Copy the material below line for line with no changes, and leave out the pictures.

(Visual layout annotation data)
((
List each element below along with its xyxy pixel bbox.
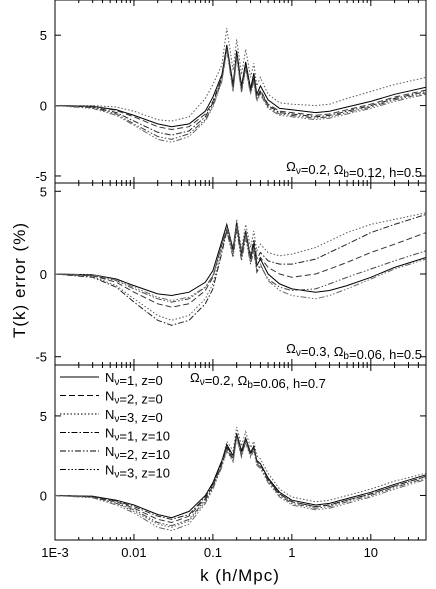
x-axis-title: k (h/Mpc): [200, 566, 280, 585]
panel-frame: [54, 364, 427, 541]
legend-label: Nν=1, z=0: [105, 370, 163, 388]
panel-2: -5 0 5 Ων=0.3, Ωb=0.06, h=0.5: [35, 182, 427, 366]
panel-1: -5 0 5 Ων=0.2, Ωb=0.12, h=0.5: [35, 0, 427, 184]
series-dashdot: [54, 433, 427, 520]
y-tick-label: -5: [35, 169, 47, 184]
x-tick-label: 1E-3: [41, 545, 68, 560]
legend-label: Nν=2, z=10: [105, 444, 170, 462]
panels: -5 0 5 Ων=0.2, Ωb=0.12, h=0.5 -5 0 5 Ων=0.3, Ωb…: [35, 0, 427, 560]
legend-label: Nν=2, z=0: [105, 389, 163, 407]
x-tick-label: 10: [364, 545, 378, 560]
y-tick-label: 0: [40, 488, 47, 503]
series-dotted: [54, 426, 427, 528]
x-tick-label: 1: [288, 545, 295, 560]
series-dotted: [55, 28, 427, 122]
panel-3: 0 5 1E-3 0.01 0.1 1 10 Ων=0.2, Ωb=0.06, h=0.7 Nν…: [40, 364, 427, 560]
series-dashdotdotdot: [54, 225, 427, 302]
series-dotted: [54, 212, 427, 321]
y-tick-label: -5: [35, 350, 47, 365]
series-dashdotdot: [54, 229, 427, 303]
y-axis-title: T(k) error (%): [10, 222, 29, 338]
panel-annotation: Ων=0.3, Ωb=0.06, h=0.5: [286, 341, 422, 362]
series-dashed: [54, 47, 427, 131]
y-tick-label: 0: [40, 99, 47, 114]
series-solid: [54, 433, 427, 519]
y-tick-label: 5: [40, 184, 47, 199]
legend-label: Nν=3, z=10: [105, 463, 170, 481]
x-tick-label: 0.1: [204, 545, 222, 560]
y-tick-label: 5: [40, 409, 47, 424]
series-dashdotdotdot: [54, 438, 427, 532]
y-tick-label: 0: [40, 267, 47, 282]
legend-label: Nν=1, z=10: [105, 426, 170, 444]
y-tick-label: 5: [40, 28, 47, 43]
panel-annotation: Ων=0.2, Ωb=0.06, h=0.7: [190, 370, 326, 391]
x-tick-label: 0.01: [121, 545, 146, 560]
series-dashdotdot: [54, 436, 427, 527]
panel-annotation: Ων=0.2, Ωb=0.12, h=0.5: [286, 159, 422, 180]
legend-label: Nν=3, z=0: [105, 407, 163, 425]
))
Exercise result –
List each element below along with its xyxy pixel bbox.
x-axis-title: k (h/Mpc): [200, 566, 280, 585]
panel-frame: [54, 364, 427, 541]
legend-label: Nν=1, z=0: [105, 370, 163, 388]
panel-2: -5 0 5 Ων=0.3, Ωb=0.06, h=0.5: [35, 182, 427, 366]
panel-1: -5 0 5 Ων=0.2, Ωb=0.12, h=0.5: [35, 0, 427, 184]
series-dashdot: [54, 433, 427, 520]
y-tick-label: -5: [35, 169, 47, 184]
x-tick-label: 1E-3: [41, 545, 68, 560]
legend-label: Nν=2, z=10: [105, 444, 170, 462]
panels: -5 0 5 Ων=0.2, Ωb=0.12, h=0.5 -5 0 5 Ων=0.3, Ωb…: [35, 0, 427, 560]
legend-label: Nν=2, z=0: [105, 389, 163, 407]
x-tick-label: 10: [364, 545, 378, 560]
y-tick-label: 0: [40, 488, 47, 503]
series-dotted: [54, 426, 427, 528]
x-tick-label: 1: [288, 545, 295, 560]
series-dotted: [55, 28, 427, 122]
panel-3: 0 5 1E-3 0.01 0.1 1 10 Ων=0.2, Ωb=0.06, h=0.7 Nν…: [40, 364, 427, 560]
series-dashdotdotdot: [54, 225, 427, 302]
series-dotted: [54, 212, 427, 321]
y-tick-label: -5: [35, 350, 47, 365]
series-dashdotdot: [54, 229, 427, 303]
y-axis-title: T(k) error (%): [10, 222, 29, 338]
panel-annotation: Ων=0.3, Ωb=0.06, h=0.5: [286, 341, 422, 362]
series-dashed: [54, 47, 427, 131]
y-tick-label: 0: [40, 99, 47, 114]
series-solid: [54, 433, 427, 519]
y-tick-label: 5: [40, 184, 47, 199]
legend-label: Nν=3, z=10: [105, 463, 170, 481]
x-tick-label: 0.1: [204, 545, 222, 560]
y-tick-label: 5: [40, 409, 47, 424]
series-dashdotdotdot: [54, 438, 427, 532]
y-tick-label: 0: [40, 267, 47, 282]
legend-label: Nν=1, z=10: [105, 426, 170, 444]
y-tick-label: 5: [40, 28, 47, 43]
panel-annotation: Ων=0.2, Ωb=0.06, h=0.7: [190, 370, 326, 391]
x-tick-label: 0.01: [121, 545, 146, 560]
series-dashdotdot: [54, 436, 427, 527]
panel-annotation: Ων=0.2, Ωb=0.12, h=0.5: [286, 159, 422, 180]
legend-label: Nν=3, z=0: [105, 407, 163, 425]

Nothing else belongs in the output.